Se conoce como maldición generacional a los pecados,


o consecuencias de pecados, que heredamos de los
padres. Es decir, que los hijos podemos estar
practicando un pecado que nos ha llegado como una
atadura espiritual, o que estamos sufriendo los efectos
de un pecado como una herencia de nuestros padres.
Estas consecuencias también pueden llegar en formas
de adicciones y diversas enfermedades. Un sector de la
iglesia que enfatiza en este tema suele motivar a los
creyentes a hacer una evaluación retrospectiva e
investigar los pecados de sus progenitores. Enseñan
que puede que esa sea la razón de que un pecado o un
patrón pecaminoso persista en sus vidas. También
enseñan que los constantes problemas, las frecuentes
enfermedades, y las permanentes crisis financieras
pueden ser expresiones de una maldición generacional.
En simples palabras, una maldición generacional
apunta a las consecuencias que podemos estar
pagando por los pecados de un antepasado.
Si ese es el caso, el creyente entonces no podrá librarse
de esa condición a menos que se le practique
liberación. Es decir, una sesión de oración, imposición
de manos, y hasta una confesión por parte del afectado,
para romper la atadura. En algunos casos, estas
liberaciones, que pueden durar varias horas, se llevan
a cabo en los templos al final de los servicios
dominicales, en retiros espirituales, o en casas como
parte de una consejería.
¿De dónde proviene esta enseñanza?
El texto bíblico más utilizado como soporte para esta
enseñanza se encuentra en Éxodo 20, como parte de los
10 Mandamientos que recibió Moisés el monte Sinaí:
“No los adorarás ni los servirás. Porque Yo, el Señor tu
Dios, soy Dios celoso, que castigo la iniquidad de los
padres sobre los hijos hasta la tercera y cuarta
generación de los que Me aborrecen” (Éx. 20:5). La
misma advertencia se repite luego en Deuteronomio
5:1-11.
Por tal razón, hagamos el esfuerzo de observar la
enseñanza de este pasaje, para así poder entender
cómo nos compete a los creyentes hoy.
Entendiendo mejor Éxodo 20:4-5
Es claro que las consecuencias del pecado de la
idolatría eran terribles, y el Señor quiso crear esta
consciencia en el pueblo. Entonces, ¿qué quiere decir
que Dios visitará la maldad de los padres sobre los hijos
hasta la tercera y cuarta generación?

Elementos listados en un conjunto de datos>
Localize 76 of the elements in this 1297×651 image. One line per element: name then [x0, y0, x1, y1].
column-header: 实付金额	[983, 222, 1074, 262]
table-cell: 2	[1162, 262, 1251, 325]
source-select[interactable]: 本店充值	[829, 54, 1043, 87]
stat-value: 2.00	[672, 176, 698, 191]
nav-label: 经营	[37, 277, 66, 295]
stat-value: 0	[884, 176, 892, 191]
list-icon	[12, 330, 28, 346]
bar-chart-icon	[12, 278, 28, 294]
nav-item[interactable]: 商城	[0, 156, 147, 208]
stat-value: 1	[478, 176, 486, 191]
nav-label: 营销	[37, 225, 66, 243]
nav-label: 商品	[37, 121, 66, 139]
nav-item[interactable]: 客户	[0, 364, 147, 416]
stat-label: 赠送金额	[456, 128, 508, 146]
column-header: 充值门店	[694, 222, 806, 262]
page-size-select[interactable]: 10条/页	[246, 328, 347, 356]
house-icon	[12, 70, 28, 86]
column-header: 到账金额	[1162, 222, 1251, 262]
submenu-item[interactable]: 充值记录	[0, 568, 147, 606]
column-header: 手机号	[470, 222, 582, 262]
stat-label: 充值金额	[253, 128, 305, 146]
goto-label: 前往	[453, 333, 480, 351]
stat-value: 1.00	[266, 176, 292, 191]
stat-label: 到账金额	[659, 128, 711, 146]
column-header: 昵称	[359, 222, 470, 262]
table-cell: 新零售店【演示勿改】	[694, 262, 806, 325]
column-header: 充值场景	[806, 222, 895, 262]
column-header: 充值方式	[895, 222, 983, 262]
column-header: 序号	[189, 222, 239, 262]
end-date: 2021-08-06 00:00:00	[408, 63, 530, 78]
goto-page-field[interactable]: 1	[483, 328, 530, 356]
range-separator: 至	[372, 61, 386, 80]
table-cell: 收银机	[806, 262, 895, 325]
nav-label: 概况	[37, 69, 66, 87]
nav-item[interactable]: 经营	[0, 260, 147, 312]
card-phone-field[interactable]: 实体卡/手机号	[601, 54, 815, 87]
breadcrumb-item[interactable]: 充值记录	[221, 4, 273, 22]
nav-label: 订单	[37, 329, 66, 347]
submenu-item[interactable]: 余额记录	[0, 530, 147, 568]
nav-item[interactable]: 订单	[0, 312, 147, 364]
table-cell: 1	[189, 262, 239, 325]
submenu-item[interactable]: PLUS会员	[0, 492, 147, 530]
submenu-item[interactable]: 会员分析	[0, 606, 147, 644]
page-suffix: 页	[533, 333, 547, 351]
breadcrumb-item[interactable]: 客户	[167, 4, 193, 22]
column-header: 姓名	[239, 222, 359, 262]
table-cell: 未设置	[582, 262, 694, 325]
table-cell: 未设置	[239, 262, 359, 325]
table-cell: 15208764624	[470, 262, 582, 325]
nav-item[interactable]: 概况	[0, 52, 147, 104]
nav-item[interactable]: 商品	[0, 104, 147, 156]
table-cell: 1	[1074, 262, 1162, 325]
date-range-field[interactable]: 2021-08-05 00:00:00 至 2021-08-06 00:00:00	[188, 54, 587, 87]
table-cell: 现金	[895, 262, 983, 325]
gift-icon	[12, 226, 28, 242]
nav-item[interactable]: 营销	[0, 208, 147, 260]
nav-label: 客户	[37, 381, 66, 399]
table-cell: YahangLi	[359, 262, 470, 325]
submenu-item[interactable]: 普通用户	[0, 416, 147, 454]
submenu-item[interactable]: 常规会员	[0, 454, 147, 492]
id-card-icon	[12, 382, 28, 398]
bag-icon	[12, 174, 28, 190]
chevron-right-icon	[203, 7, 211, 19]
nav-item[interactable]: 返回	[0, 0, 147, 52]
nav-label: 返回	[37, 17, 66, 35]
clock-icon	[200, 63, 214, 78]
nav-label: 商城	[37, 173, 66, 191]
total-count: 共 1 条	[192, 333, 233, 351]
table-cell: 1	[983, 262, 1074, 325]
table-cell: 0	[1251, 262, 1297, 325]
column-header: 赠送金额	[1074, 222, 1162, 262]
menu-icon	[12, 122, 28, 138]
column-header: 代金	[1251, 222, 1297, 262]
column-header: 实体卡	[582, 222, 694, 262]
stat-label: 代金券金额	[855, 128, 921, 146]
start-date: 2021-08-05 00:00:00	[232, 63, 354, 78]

Consigna 1> Di si cada afirmación coincide con el texto sobre la maldición generacional. Responde sí o no y cita las palabras del texto que lo deciden: (a) las consecuencias pueden llegar como adicciones y enfermedades; (b) las liberaciones duran siempre menos de una hora; (c) el pasaje bíblico más usado para esta enseñanza está en Levítico.
Consigna 2> Resume en dos oraciones el texto sobre la maldición generacional.
Consigna 3> Reproduce del texto sobre la maldición generacional el fragmento que empieza con las palabras que contienen "Si ese es el" y termina con "de una consejería.".

Solución 1>
(a) Sí: "Estas consecuencias también pueden llegar en formas de adicciones y diversas enfermedades."
(b) No: "estas liberaciones, que pueden durar varias horas".
(c) No: "se encuentra en Éxodo 20".

Solución 2> La maldición generacional se refiere a los pecados, o consecuencias de pecados, heredados de los padres, que pueden mostrarse como adicciones, enfermedades, problemas constantes o crisis financieras; según esta enseñanza, el creyente solo se libra mediante una liberación con oración, imposición de manos y confesión. El pasaje bíblico más usado como apoyo es Éxodo 20:5, cuya advertencia se repite en Deuteronomio, y el texto pregunta qué quiere decir que Dios visite la maldad de los padres sobre los hijos hasta la tercera y cuarta generación.

Solución 3>
Si ese es el caso, el creyente entonces no podrá librarse
de esa condición a menos que se le practique
liberación. Es decir, una sesión de oración, imposición
de manos, y hasta una confesión por parte del afectado,
para romper la atadura. En algunos casos, estas
liberaciones, que pueden durar varias horas, se llevan
a cabo en los templos al final de los servicios
dominicales, en retiros espirituales, o en casas como
parte de una consejería.